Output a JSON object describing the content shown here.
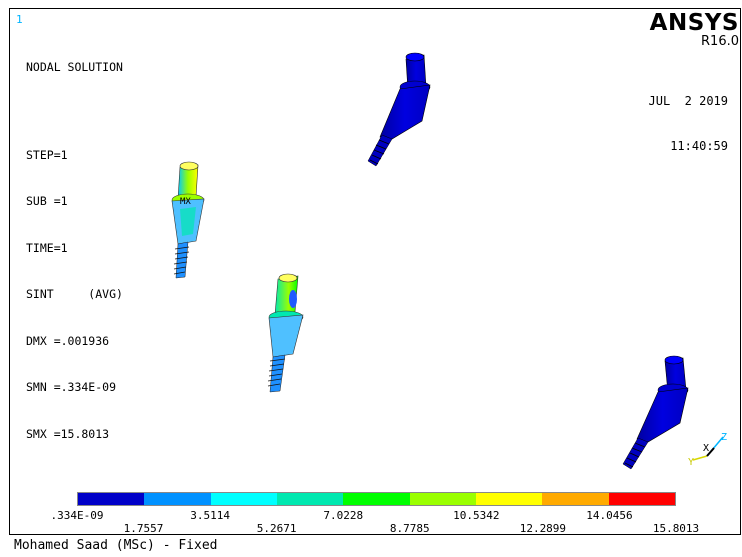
{
  "window_number": "1",
  "plot": {
    "title": "NODAL SOLUTION",
    "step": "STEP=1",
    "sub": "SUB =1",
    "time": "TIME=1",
    "sint": "SINT     (AVG)",
    "dmx": "DMX =.001936",
    "smn": "SMN =.334E-09",
    "smx": "SMX =15.8013",
    "max_marker": "MX"
  },
  "brand": {
    "name": "ANSYS",
    "release": "R16.0"
  },
  "datetime": {
    "date": "JUL  2 2019",
    "time": "11:40:59"
  },
  "legend": {
    "colors": [
      "#0000c8",
      "#0091ff",
      "#00ffff",
      "#00e8b0",
      "#00ff00",
      "#9aff00",
      "#ffff00",
      "#ffaa00",
      "#ff0000"
    ],
    "labels_top": [
      ".334E-09",
      "3.5114",
      "7.0228",
      "10.5342",
      "14.0456"
    ],
    "labels_bottom": [
      "1.7557",
      "5.2671",
      "8.7785",
      "12.2899",
      "15.8013"
    ]
  },
  "triad": {
    "x": "X",
    "y": "Y",
    "z": "Z"
  },
  "footer": "Mohamed Saad (MSc) - Fixed"
}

## TASK DIRECTIONS
Give every line back word for word and leave the pictures out.

## ANSWER TO THE EXERCISE
Output a JSON object describing the content shown here.
{
  "window_number": "1",
  "plot": {
    "title": "NODAL SOLUTION",
    "step": "STEP=1",
    "sub": "SUB =1",
    "time": "TIME=1",
    "sint": "SINT     (AVG)",
    "dmx": "DMX =.001936",
    "smn": "SMN =.334E-09",
    "smx": "SMX =15.8013",
    "max_marker": "MX"
  },
  "brand": {
    "name": "ANSYS",
    "release": "R16.0"
  },
  "datetime": {
    "date": "JUL  2 2019",
    "time": "11:40:59"
  },
  "legend": {
    "colors": [
      "#0000c8",
      "#0091ff",
      "#00ffff",
      "#00e8b0",
      "#00ff00",
      "#9aff00",
      "#ffff00",
      "#ffaa00",
      "#ff0000"
    ],
    "labels_top": [
      ".334E-09",
      "3.5114",
      "7.0228",
      "10.5342",
      "14.0456"
    ],
    "labels_bottom": [
      "1.7557",
      "5.2671",
      "8.7785",
      "12.2899",
      "15.8013"
    ]
  },
  "triad": {
    "x": "X",
    "y": "Y",
    "z": "Z"
  },
  "footer": "Mohamed Saad (MSc) - Fixed"
}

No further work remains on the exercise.